### EXERCISE
Reproduce all the lines exactly as they stand, apart from the pictures.

### DATA RECORDS

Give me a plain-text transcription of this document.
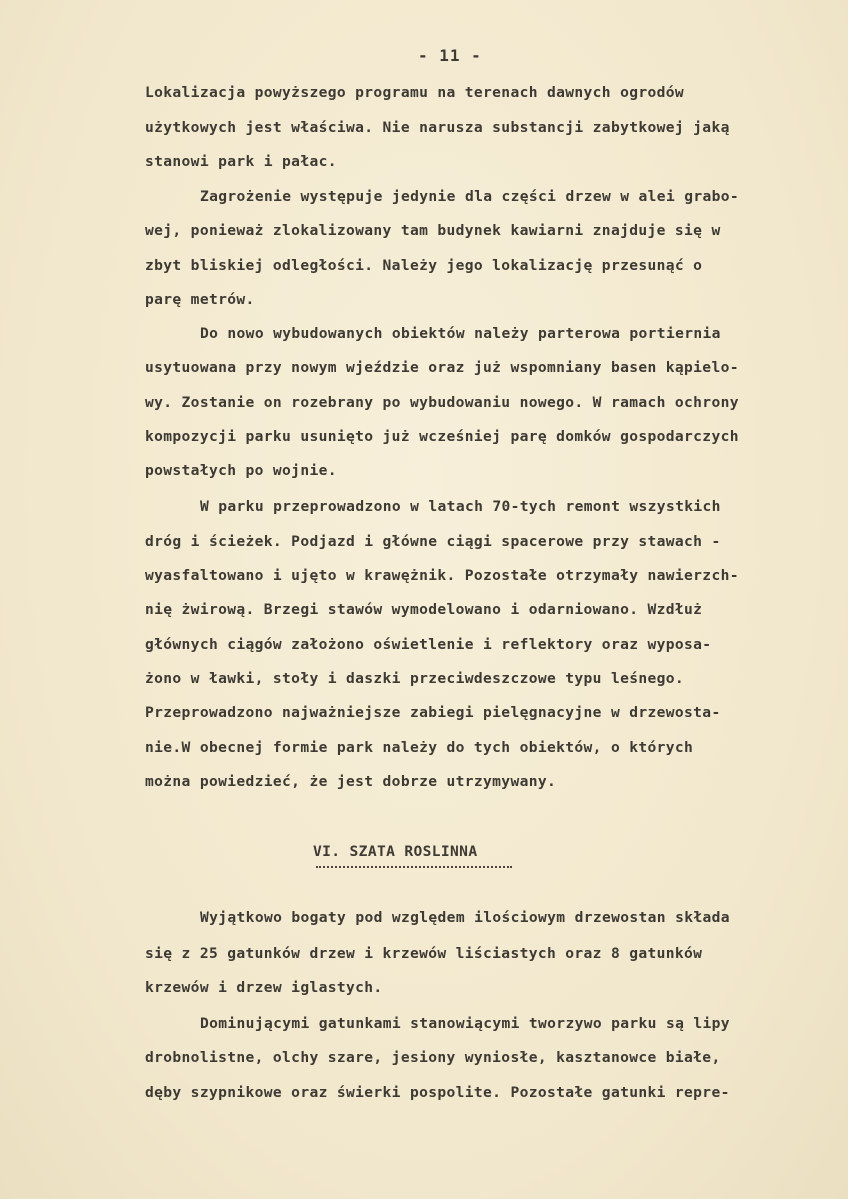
- 11 -
Lokalizacja powyższego programu na terenach dawnych ogrodów
użytkowych jest właściwa. Nie narusza substancji zabytkowej jaką
stanowi park i pałac.
Zagrożenie występuje jedynie dla części drzew w alei grabo-
wej, ponieważ zlokalizowany tam budynek kawiarni znajduje się w
zbyt bliskiej odległości. Należy jego lokalizację przesunąć o
parę metrów.
Do nowo wybudowanych obiektów należy parterowa portiernia
usytuowana przy nowym wjeździe oraz już wspomniany basen kąpielo-
wy. Zostanie on rozebrany po wybudowaniu nowego. W ramach ochrony
kompozycji parku usunięto już wcześniej parę domków gospodarczych
powstałych po wojnie.
W parku przeprowadzono w latach 70-tych remont wszystkich
dróg i ścieżek. Podjazd i główne ciągi spacerowe przy stawach -
wyasfaltowano i ujęto w krawężnik. Pozostałe otrzymały nawierzch-
nię żwirową. Brzegi stawów wymodelowano i odarniowano. Wzdłuż
głównych ciągów założono oświetlenie i reflektory oraz wyposa-
żono w ławki, stoły i daszki przeciwdeszczowe typu leśnego.
Przeprowadzono najważniejsze zabiegi pielęgnacyjne w drzewosta-
nie.W obecnej formie park należy do tych obiektów, o których
można powiedzieć, że jest dobrze utrzymywany.
VI. SZATA ROSLINNA
Wyjątkowo bogaty pod względem ilościowym drzewostan składa
się z 25 gatunków drzew i krzewów liściastych oraz 8 gatunków
krzewów i drzew iglastych.
Dominującymi gatunkami stanowiącymi tworzywo parku są lipy
drobnolistne, olchy szare, jesiony wyniosłe, kasztanowce białe,
dęby szypnikowe oraz świerki pospolite. Pozostałe gatunki repre-
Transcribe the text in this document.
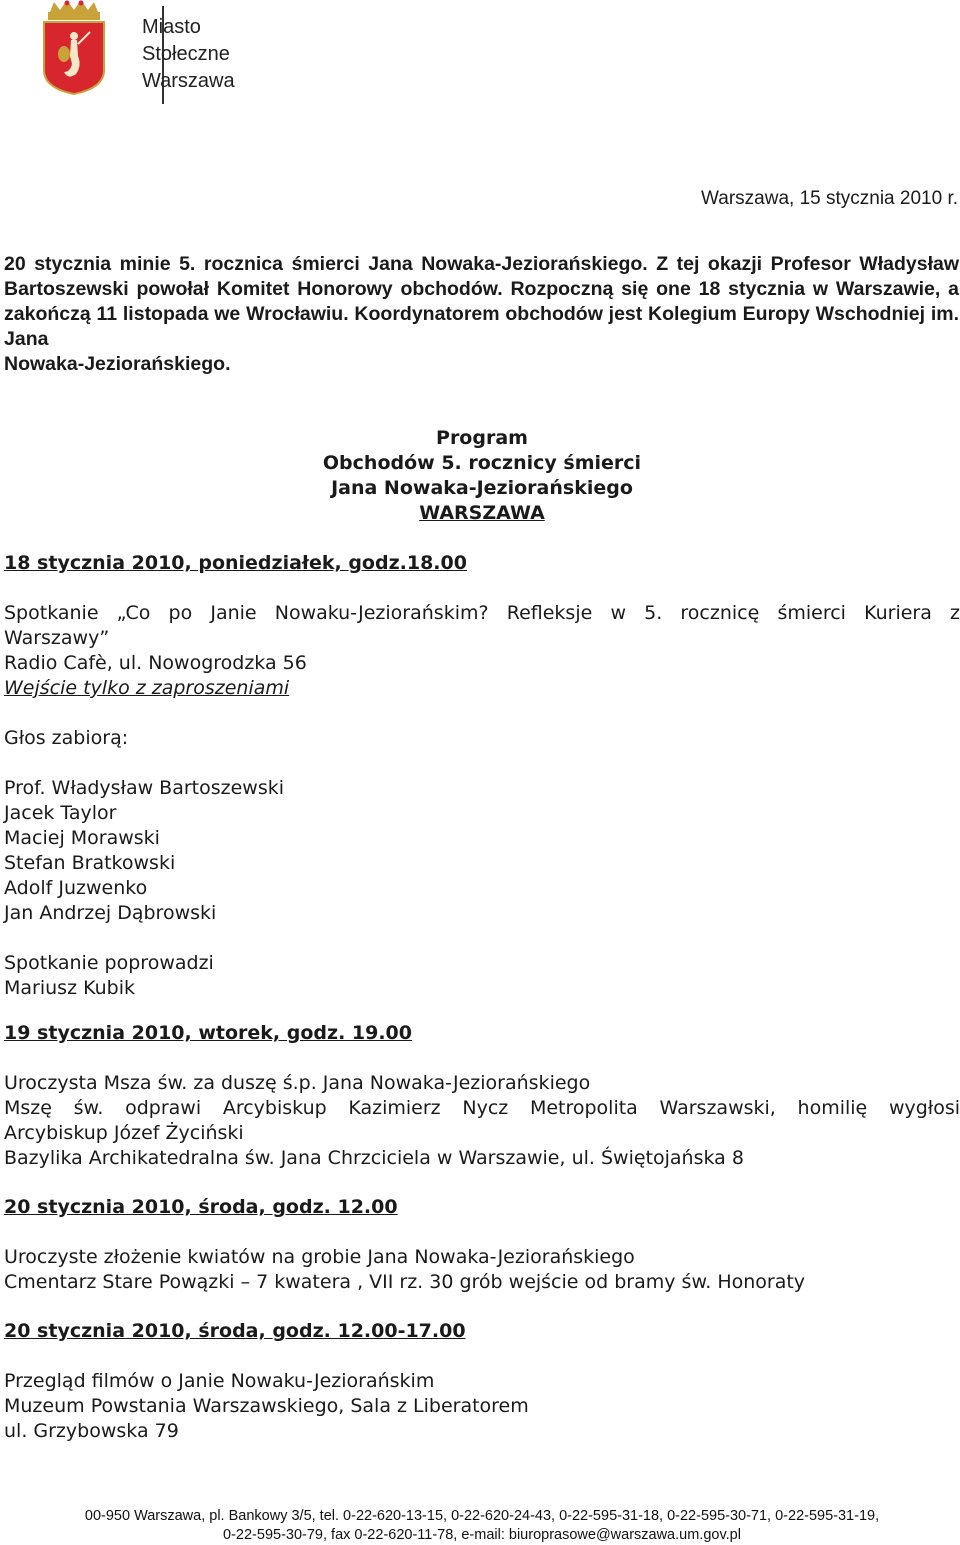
Miasto
Stołeczne
Warszawa
Warszawa, 15 stycznia 2010 r.

20 stycznia minie 5. rocznica śmierci Jana Nowaka-Jeziorańskiego. Z tej okazji Profesor Władysław Bartoszewski powołał Komitet Honorowy obchodów. Rozpoczną się one 18 stycznia w Warszawie, a zakończą 11 listopada we Wrocławiu. Koordynatorem obchodów jest Kolegium Europy Wschodniej im. Jana

Nowaka-Jeziorańskiego.

Program
Obchodów 5. rocznicy śmierci
Jana Nowaka-Jeziorańskiego
WARSZAWA
18 stycznia 2010, poniedziałek, godz.18.00
Spotkanie „Co po Janie Nowaku-Jeziorańskim? Refleksje w 5. rocznicę śmierci Kuriera z
Warszawy”
Radio Cafè, ul. Nowogrodzka 56
Wejście tylko z zaproszeniami
Głos zabiorą:
Prof. Władysław Bartoszewski
Jacek Taylor
Maciej Morawski
Stefan Bratkowski
Adolf Juzwenko
Jan Andrzej Dąbrowski
Spotkanie poprowadzi
Mariusz Kubik
19 stycznia 2010, wtorek, godz. 19.00
Uroczysta Msza św. za duszę ś.p. Jana Nowaka-Jeziorańskiego
Mszę św. odprawi Arcybiskup Kazimierz Nycz Metropolita Warszawski, homilię wygłosi
Arcybiskup Józef Życiński
Bazylika Archikatedralna św. Jana Chrzciciela w Warszawie, ul. Świętojańska 8
20 stycznia 2010, środa, godz. 12.00
Uroczyste złożenie kwiatów na grobie Jana Nowaka-Jeziorańskiego
Cmentarz Stare Powązki – 7 kwatera , VII rz. 30 grób wejście od bramy św. Honoraty
20 stycznia 2010, środa, godz. 12.00-17.00
Przegląd filmów o Janie Nowaku-Jeziorańskim
Muzeum Powstania Warszawskiego, Sala z Liberatorem
ul. Grzybowska 79
00-950 Warszawa, pl. Bankowy 3/5, tel. 0-22-620-13-15, 0-22-620-24-43, 0-22-595-31-18, 0-22-595-30-71, 0-22-595-31-19,
0-22-595-30-79, fax 0-22-620-11-78, e-mail: biuroprasowe@warszawa.um.gov.pl
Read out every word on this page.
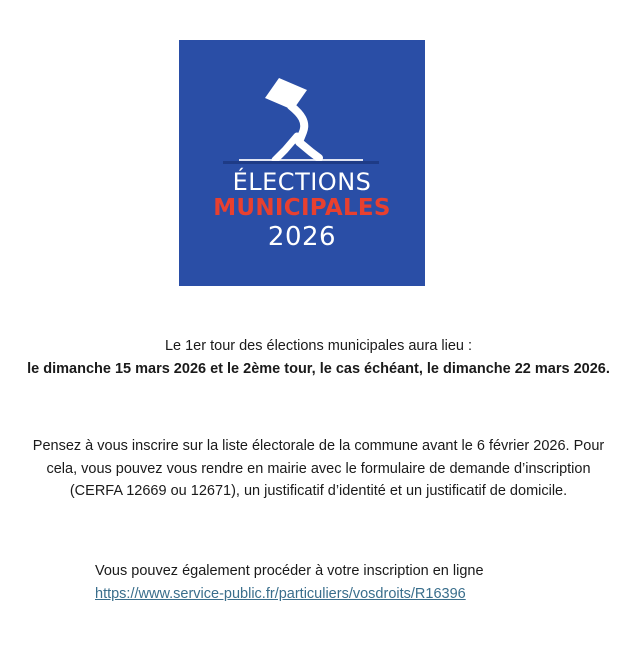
ÉLECTIONS
MUNICIPALES
2026
Le 1er tour des élections municipales aura lieu :
le dimanche 15 mars 2026 et le 2ème tour, le cas échéant, le dimanche 22 mars 2026.
Pensez à vous inscrire sur la liste électorale de la commune avant le 6 février 2026. Pour cela, vous pouvez vous rendre en mairie avec le formulaire de demande d’inscription (CERFA 12669 ou 12671), un justificatif d’identité et un justificatif de domicile.
Vous pouvez également procéder à votre inscription en ligne
https://www.service-public.fr/particuliers/vosdroits/R16396
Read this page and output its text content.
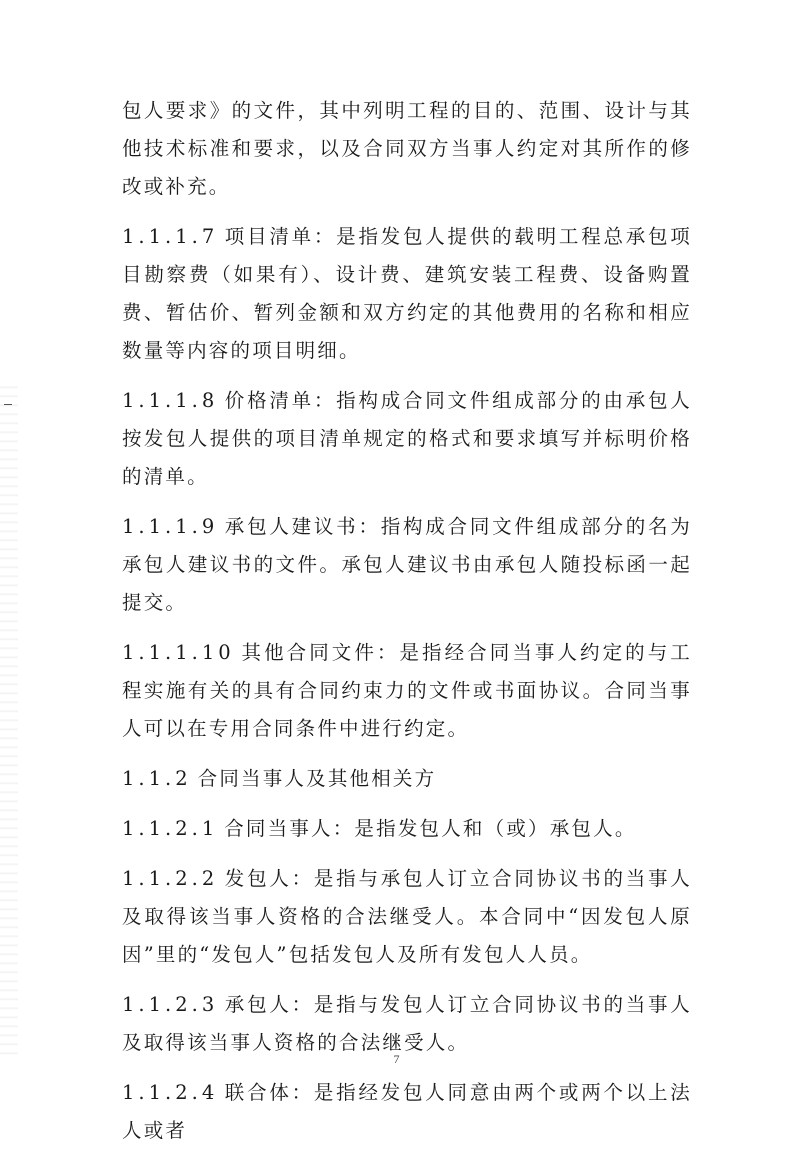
包人要求》的文件，其中列明工程的目的、范围、设计与其他技术标准和要求，以及合同双方当事人约定对其所作的修改或补充。

1.1.1.7 项目清单：是指发包人提供的载明工程总承包项目勘察费（如果有）、设计费、建筑安装工程费、设备购置费、暂估价、暂列金额和双方约定的其他费用的名称和相应数量等内容的项目明细。

1.1.1.8 价格清单：指构成合同文件组成部分的由承包人按发包人提供的项目清单规定的格式和要求填写并标明价格的清单。

1.1.1.9 承包人建议书：指构成合同文件组成部分的名为承包人建议书的文件。承包人建议书由承包人随投标函一起提交。

1.1.1.10 其他合同文件：是指经合同当事人约定的与工程实施有关的具有合同约束力的文件或书面协议。合同当事人可以在专用合同条件中进行约定。

1.1.2 合同当事人及其他相关方

1.1.2.1 合同当事人：是指发包人和（或）承包人。

1.1.2.2 发包人：是指与承包人订立合同协议书的当事人及取得该当事人资格的合法继受人。本合同中“因发包人原因”里的“发包人”包括发包人及所有发包人人员。

1.1.2.3 承包人：是指与发包人订立合同协议书的当事人及取得该当事人资格的合法继受人。

1.1.2.4 联合体：是指经发包人同意由两个或两个以上法人或者

7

### ANSWER TO THIS PROBLEM
Give me a plain-text transcription of this document.
- 11 -
Lokalizacja powyższego programu na terenach dawnych ogrodów
użytkowych jest właściwa. Nie narusza substancji zabytkowej jaką
stanowi park i pałac.
Zagrożenie występuje jedynie dla części drzew w alei grabo-
wej, ponieważ zlokalizowany tam budynek kawiarni znajduje się w
zbyt bliskiej odległości. Należy jego lokalizację przesunąć o
parę metrów.
Do nowo wybudowanych obiektów należy parterowa portiernia
usytuowana przy nowym wjeździe oraz już wspomniany basen kąpielo-
wy. Zostanie on rozebrany po wybudowaniu nowego. W ramach ochrony
kompozycji parku usunięto już wcześniej parę domków gospodarczych
powstałych po wojnie.
W parku przeprowadzono w latach 70-tych remont wszystkich
dróg i ścieżek. Podjazd i główne ciągi spacerowe przy stawach -
wyasfaltowano i ujęto w krawężnik. Pozostałe otrzymały nawierzch-
nię żwirową. Brzegi stawów wymodelowano i odarniowano. Wzdłuż
głównych ciągów założono oświetlenie i reflektory oraz wyposa-
żono w ławki, stoły i daszki przeciwdeszczowe typu leśnego.
Przeprowadzono najważniejsze zabiegi pielęgnacyjne w drzewosta-
nie.W obecnej formie park należy do tych obiektów, o których
można powiedzieć, że jest dobrze utrzymywany.
VI. SZATA ROSLINNA
Wyjątkowo bogaty pod względem ilościowym drzewostan składa
się z 25 gatunków drzew i krzewów liściastych oraz 8 gatunków
krzewów i drzew iglastych.
Dominującymi gatunkami stanowiącymi tworzywo parku są lipy
drobnolistne, olchy szare, jesiony wyniosłe, kasztanowce białe,
dęby szypnikowe oraz świerki pospolite. Pozostałe gatunki repre-
Transcribe the text in this document.
Miasto
Stołeczne
Warszawa
Warszawa, 15 stycznia 2010 r.

20 stycznia minie 5. rocznica śmierci Jana Nowaka-Jeziorańskiego. Z tej okazji Profesor Władysław Bartoszewski powołał Komitet Honorowy obchodów. Rozpoczną się one 18 stycznia w Warszawie, a zakończą 11 listopada we Wrocławiu. Koordynatorem obchodów jest Kolegium Europy Wschodniej im. Jana

Nowaka-Jeziorańskiego.

Program
Obchodów 5. rocznicy śmierci
Jana Nowaka-Jeziorańskiego
WARSZAWA
18 stycznia 2010, poniedziałek, godz.18.00
Spotkanie „Co po Janie Nowaku-Jeziorańskim? Refleksje w 5. rocznicę śmierci Kuriera z
Warszawy”
Radio Cafè, ul. Nowogrodzka 56
Wejście tylko z zaproszeniami
Głos zabiorą:
Prof. Władysław Bartoszewski
Jacek Taylor
Maciej Morawski
Stefan Bratkowski
Adolf Juzwenko
Jan Andrzej Dąbrowski
Spotkanie poprowadzi
Mariusz Kubik
19 stycznia 2010, wtorek, godz. 19.00
Uroczysta Msza św. za duszę ś.p. Jana Nowaka-Jeziorańskiego
Mszę św. odprawi Arcybiskup Kazimierz Nycz Metropolita Warszawski, homilię wygłosi
Arcybiskup Józef Życiński
Bazylika Archikatedralna św. Jana Chrzciciela w Warszawie, ul. Świętojańska 8
20 stycznia 2010, środa, godz. 12.00
Uroczyste złożenie kwiatów na grobie Jana Nowaka-Jeziorańskiego
Cmentarz Stare Powązki – 7 kwatera , VII rz. 30 grób wejście od bramy św. Honoraty
20 stycznia 2010, środa, godz. 12.00-17.00
Przegląd filmów o Janie Nowaku-Jeziorańskim
Muzeum Powstania Warszawskiego, Sala z Liberatorem
ul. Grzybowska 79
00-950 Warszawa, pl. Bankowy 3/5, tel. 0-22-620-13-15, 0-22-620-24-43, 0-22-595-31-18, 0-22-595-30-71, 0-22-595-31-19,
0-22-595-30-79, fax 0-22-620-11-78, e-mail: biuroprasowe@warszawa.um.gov.pl
Read out every word on this page.
ÉLECTIONS
MUNICIPALES
2026
Le 1er tour des élections municipales aura lieu :
le dimanche 15 mars 2026 et le 2ème tour, le cas échéant, le dimanche 22 mars 2026.
Pensez à vous inscrire sur la liste électorale de la commune avant le 6 février 2026. Pour cela, vous pouvez vous rendre en mairie avec le formulaire de demande d’inscription (CERFA 12669 ou 12671), un justificatif d’identité et un justificatif de domicile.
Vous pouvez également procéder à votre inscription en ligne
https://www.service-public.fr/particuliers/vosdroits/R16396
Read this page and output its text content.
包人要求》的文件，其中列明工程的目的、范围、设计与其他技术标准和要求，以及合同双方当事人约定对其所作的修改或补充。

1.1.1.7 项目清单：是指发包人提供的载明工程总承包项目勘察费（如果有）、设计费、建筑安装工程费、设备购置费、暂估价、暂列金额和双方约定的其他费用的名称和相应数量等内容的项目明细。

1.1.1.8 价格清单：指构成合同文件组成部分的由承包人按发包人提供的项目清单规定的格式和要求填写并标明价格的清单。

1.1.1.9 承包人建议书：指构成合同文件组成部分的名为承包人建议书的文件。承包人建议书由承包人随投标函一起提交。

1.1.1.10 其他合同文件：是指经合同当事人约定的与工程实施有关的具有合同约束力的文件或书面协议。合同当事人可以在专用合同条件中进行约定。

1.1.2 合同当事人及其他相关方

1.1.2.1 合同当事人：是指发包人和（或）承包人。

1.1.2.2 发包人：是指与承包人订立合同协议书的当事人及取得该当事人资格的合法继受人。本合同中“因发包人原因”里的“发包人”包括发包人及所有发包人人员。

1.1.2.3 承包人：是指与发包人订立合同协议书的当事人及取得该当事人资格的合法继受人。

1.1.2.4 联合体：是指经发包人同意由两个或两个以上法人或者

7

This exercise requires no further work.